● WHAT THE EXERCISE ASKS
Below is a block of records; repeat all of them exactly.

Start SUPPLIED MATERIAL

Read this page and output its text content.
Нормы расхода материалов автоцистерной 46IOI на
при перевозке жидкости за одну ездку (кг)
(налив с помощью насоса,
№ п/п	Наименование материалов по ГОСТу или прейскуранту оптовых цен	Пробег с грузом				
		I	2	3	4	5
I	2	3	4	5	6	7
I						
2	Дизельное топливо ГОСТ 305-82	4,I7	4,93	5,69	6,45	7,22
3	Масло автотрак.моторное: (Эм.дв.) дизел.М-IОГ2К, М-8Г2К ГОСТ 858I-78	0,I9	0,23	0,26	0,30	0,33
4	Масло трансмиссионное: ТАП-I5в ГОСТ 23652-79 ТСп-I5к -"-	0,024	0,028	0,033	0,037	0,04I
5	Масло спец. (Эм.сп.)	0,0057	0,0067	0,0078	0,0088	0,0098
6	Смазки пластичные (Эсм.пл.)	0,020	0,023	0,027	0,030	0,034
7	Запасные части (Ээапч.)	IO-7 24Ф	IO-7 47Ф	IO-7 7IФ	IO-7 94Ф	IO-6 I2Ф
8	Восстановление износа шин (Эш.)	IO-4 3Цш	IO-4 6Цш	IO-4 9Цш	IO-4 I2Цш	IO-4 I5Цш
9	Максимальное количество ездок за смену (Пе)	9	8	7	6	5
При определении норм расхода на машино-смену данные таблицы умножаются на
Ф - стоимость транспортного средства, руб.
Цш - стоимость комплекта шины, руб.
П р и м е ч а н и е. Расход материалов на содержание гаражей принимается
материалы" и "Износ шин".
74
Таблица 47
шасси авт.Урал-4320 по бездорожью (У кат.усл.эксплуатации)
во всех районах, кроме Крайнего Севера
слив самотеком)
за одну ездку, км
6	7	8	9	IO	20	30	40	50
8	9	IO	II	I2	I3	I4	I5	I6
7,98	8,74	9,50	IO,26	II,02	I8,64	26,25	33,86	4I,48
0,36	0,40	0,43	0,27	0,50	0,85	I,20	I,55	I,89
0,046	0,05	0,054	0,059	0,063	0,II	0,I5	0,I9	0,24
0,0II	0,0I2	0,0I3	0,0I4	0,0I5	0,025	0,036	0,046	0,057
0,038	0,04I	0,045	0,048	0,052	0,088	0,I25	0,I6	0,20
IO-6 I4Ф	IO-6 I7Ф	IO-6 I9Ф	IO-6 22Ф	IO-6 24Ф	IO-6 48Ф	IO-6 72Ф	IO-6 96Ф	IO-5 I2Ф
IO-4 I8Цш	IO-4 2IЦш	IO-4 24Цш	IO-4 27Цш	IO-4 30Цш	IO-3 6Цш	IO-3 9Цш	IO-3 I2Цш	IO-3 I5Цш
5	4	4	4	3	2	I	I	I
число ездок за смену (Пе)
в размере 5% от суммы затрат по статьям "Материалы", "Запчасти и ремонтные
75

End SUPPLIED MATERIAL

● ANSWER TO THIS EXERCISE
Read this page and output its text content.
Нормы расхода материалов автоцистерной 46IOI на
при перевозке жидкости за одну ездку (кг)
(налив с помощью насоса,
№ п/п	Наименование материалов по ГОСТу или прейскуранту оптовых цен	Пробег с грузом				
		I	2	3	4	5
I	2	3	4	5	6	7
I						
2	Дизельное топливо ГОСТ 305-82	4,I7	4,93	5,69	6,45	7,22
3	Масло автотрак.моторное: (Эм.дв.) дизел.М-IОГ2К, М-8Г2К ГОСТ 858I-78	0,I9	0,23	0,26	0,30	0,33
4	Масло трансмиссионное: ТАП-I5в ГОСТ 23652-79 ТСп-I5к -"-	0,024	0,028	0,033	0,037	0,04I
5	Масло спец. (Эм.сп.)	0,0057	0,0067	0,0078	0,0088	0,0098
6	Смазки пластичные (Эсм.пл.)	0,020	0,023	0,027	0,030	0,034
7	Запасные части (Ээапч.)	IO-7 24Ф	IO-7 47Ф	IO-7 7IФ	IO-7 94Ф	IO-6 I2Ф
8	Восстановление износа шин (Эш.)	IO-4 3Цш	IO-4 6Цш	IO-4 9Цш	IO-4 I2Цш	IO-4 I5Цш
9	Максимальное количество ездок за смену (Пе)	9	8	7	6	5
При определении норм расхода на машино-смену данные таблицы умножаются на
Ф - стоимость транспортного средства, руб.
Цш - стоимость комплекта шины, руб.
П р и м е ч а н и е. Расход материалов на содержание гаражей принимается
материалы" и "Износ шин".
74
Таблица 47
шасси авт.Урал-4320 по бездорожью (У кат.усл.эксплуатации)
во всех районах, кроме Крайнего Севера
слив самотеком)
за одну ездку, км
6	7	8	9	IO	20	30	40	50
8	9	IO	II	I2	I3	I4	I5	I6
7,98	8,74	9,50	IO,26	II,02	I8,64	26,25	33,86	4I,48
0,36	0,40	0,43	0,27	0,50	0,85	I,20	I,55	I,89
0,046	0,05	0,054	0,059	0,063	0,II	0,I5	0,I9	0,24
0,0II	0,0I2	0,0I3	0,0I4	0,0I5	0,025	0,036	0,046	0,057
0,038	0,04I	0,045	0,048	0,052	0,088	0,I25	0,I6	0,20
IO-6 I4Ф	IO-6 I7Ф	IO-6 I9Ф	IO-6 22Ф	IO-6 24Ф	IO-6 48Ф	IO-6 72Ф	IO-6 96Ф	IO-5 I2Ф
IO-4 I8Цш	IO-4 2IЦш	IO-4 24Цш	IO-4 27Цш	IO-4 30Цш	IO-3 6Цш	IO-3 9Цш	IO-3 I2Цш	IO-3 I5Цш
5	4	4	4	3	2	I	I	I
число ездок за смену (Пе)
в размере 5% от суммы затрат по статьям "Материалы", "Запчасти и ремонтные
75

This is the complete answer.